** start EXCERPTED PASSAGE **

On Wed, Oct 12, 2011 at 15:04, J. Bruce Fields <bfields@...ldses.org> wrote:
> On Wed, Oct 12, 2011 at 02:25:04PM -0400, Kyle Moffett wrote:
>> On Wed, Oct 12, 2011 at 13:57, J. Bruce Fields <bfields@...ldses.org> wrote:
>> > On Tue, Oct 11, 2011 at 02:16:24PM -0700, Eric W. Biederman wrote:
>> >> Where all of this winds up interesting in the field of oncoming kernel
>> >> work is that uids are persistent and are stored in file systems.  So
>> >> once we have all of the permission checks in the kernel tweaked to care
>> >> about user namespaces we next look at the filesystems.   The easy
>> >> initial implementation is going to be just associating a user namespace
>> >> with a super block.  But farther out being able to store uids from
>> >> different user namespaces on the same filesystem becomes an interesting
>> >> problem.
>> >
>> > Yipes.  Why would anyone want to do that?
>>
>> Consider an NFS file server providing collaborative access to multiple
>> independently managed domains (EG: several different universities),
>> each with their own LDAP userid database and Kerberos services.
>>
>> The common server is in its own realm and allows cross-realm
>> authentication to the other university realms, using the origin realm
>> to decide what namespace to map each user into.
>>
>> If you are just doing read-only operations then you don't need any
>> kind of namespace persistence on the NFS server's storage.  On the
>> other hand, if you want to allow users to collaborate and create ACLs
>> then you need something dramatically more involved.

** end EXCERPTED PASSAGE **

**INSTRUCTIONS:**
[a] In the email thread about user namespaces, what does the easy initial implementation associate a user namespace with?
[b] Go on with the email thread about user namespaces, starting right after its last sentence.
The entries further down aren't needed for anything here.

** start SUPPLIED ENTRIES **

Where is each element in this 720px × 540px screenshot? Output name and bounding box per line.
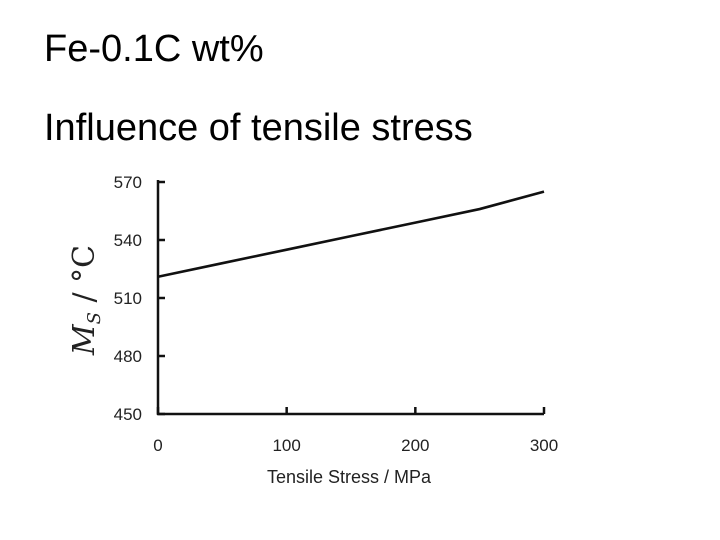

** end SUPPLIED ENTRIES **
** start SUPPLIED ENTRIES **

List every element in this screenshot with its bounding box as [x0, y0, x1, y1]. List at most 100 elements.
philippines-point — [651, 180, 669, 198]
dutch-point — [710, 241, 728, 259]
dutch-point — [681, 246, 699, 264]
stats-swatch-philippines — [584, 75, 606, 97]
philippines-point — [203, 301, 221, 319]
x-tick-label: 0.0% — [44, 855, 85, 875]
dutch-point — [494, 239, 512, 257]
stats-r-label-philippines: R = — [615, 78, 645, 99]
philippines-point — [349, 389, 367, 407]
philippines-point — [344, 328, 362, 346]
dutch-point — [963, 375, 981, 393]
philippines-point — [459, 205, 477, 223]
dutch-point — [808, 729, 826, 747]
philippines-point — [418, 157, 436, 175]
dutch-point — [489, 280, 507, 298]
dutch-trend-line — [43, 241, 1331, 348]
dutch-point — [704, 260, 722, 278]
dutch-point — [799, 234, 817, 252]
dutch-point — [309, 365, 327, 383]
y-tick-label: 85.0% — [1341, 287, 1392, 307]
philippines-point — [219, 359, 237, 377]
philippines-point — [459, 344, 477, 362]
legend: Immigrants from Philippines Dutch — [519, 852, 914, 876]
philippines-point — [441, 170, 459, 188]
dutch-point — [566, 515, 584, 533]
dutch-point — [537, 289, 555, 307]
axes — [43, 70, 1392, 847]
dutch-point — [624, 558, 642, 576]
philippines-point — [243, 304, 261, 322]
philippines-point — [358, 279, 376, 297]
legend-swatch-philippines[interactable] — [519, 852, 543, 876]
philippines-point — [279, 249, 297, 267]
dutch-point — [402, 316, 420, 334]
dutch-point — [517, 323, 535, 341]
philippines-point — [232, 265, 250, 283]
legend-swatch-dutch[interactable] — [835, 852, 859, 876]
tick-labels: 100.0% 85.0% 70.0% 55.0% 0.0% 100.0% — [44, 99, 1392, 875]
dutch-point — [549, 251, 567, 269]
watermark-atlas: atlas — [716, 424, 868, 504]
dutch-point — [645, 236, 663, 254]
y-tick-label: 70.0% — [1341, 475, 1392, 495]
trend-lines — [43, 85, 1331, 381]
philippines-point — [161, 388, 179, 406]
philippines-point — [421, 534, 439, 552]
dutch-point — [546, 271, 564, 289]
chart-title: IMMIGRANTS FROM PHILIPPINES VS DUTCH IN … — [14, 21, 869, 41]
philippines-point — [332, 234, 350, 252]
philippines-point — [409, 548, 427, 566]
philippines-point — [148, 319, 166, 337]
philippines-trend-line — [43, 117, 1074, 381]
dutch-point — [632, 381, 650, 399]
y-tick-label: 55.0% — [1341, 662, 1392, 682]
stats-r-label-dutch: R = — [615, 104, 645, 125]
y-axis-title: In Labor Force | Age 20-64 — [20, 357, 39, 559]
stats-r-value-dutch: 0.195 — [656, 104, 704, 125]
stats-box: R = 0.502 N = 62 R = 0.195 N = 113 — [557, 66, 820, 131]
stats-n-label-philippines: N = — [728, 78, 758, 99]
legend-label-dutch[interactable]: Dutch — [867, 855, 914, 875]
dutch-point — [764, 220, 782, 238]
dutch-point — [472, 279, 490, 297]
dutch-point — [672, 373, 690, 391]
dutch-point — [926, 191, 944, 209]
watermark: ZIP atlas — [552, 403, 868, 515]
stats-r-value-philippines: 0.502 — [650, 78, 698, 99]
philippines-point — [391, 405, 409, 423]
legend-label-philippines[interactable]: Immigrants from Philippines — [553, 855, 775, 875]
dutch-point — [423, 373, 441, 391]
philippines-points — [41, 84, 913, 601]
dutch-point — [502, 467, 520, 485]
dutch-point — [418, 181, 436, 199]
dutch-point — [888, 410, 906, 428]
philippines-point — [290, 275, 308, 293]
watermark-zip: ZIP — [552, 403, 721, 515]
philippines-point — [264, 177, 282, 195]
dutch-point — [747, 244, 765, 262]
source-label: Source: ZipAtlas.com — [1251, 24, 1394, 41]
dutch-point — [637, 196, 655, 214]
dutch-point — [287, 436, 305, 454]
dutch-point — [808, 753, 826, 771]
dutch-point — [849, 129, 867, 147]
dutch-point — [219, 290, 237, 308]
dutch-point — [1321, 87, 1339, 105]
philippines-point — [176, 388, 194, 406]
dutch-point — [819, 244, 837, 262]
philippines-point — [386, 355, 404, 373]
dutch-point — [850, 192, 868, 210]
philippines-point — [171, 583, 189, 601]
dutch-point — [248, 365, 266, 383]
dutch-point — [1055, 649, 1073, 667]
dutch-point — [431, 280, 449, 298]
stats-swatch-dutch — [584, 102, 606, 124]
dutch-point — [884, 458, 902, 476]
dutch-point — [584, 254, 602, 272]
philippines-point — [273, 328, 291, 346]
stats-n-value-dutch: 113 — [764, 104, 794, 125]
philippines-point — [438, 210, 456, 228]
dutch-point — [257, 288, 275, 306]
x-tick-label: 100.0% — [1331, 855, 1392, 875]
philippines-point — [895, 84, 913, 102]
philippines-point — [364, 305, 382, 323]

** end SUPPLIED ENTRIES **

**TASK-BY-TASK RESULTS:**
[a] A super block.

[b]
>
> Yeah, OK, I suppose I'd imagined mapping into the server's id space
> somehow for that case, but I suppose this would be cleaner.  Still,
> seems like a big pain....
>
>> On the wire, the kerberos server would simply identify each NFSv4 ACL
>> entry with a particular realm ID, but in the backend it would need
>> some filesystem-level disambiguation (possibly the recently-proposed
>> RichACL features?)
>
> That doesn't help with owner and group.

Well, you're going to need to introduce a bunch of new xattrs to
handle the namespacing anyways.

As I understand it you can use RichACLs to grant all the same
privileges as owner and group, so you can simply map the real
namespaced owner and group into RichACLs (or another xattr) and force
the inode uid/gid to be root/root (or maybe nobody/nogroup or
something).

I am of course making it sound a million times easier than it's
actually likely to be, but I do think it's possible without too many
odd corner cases.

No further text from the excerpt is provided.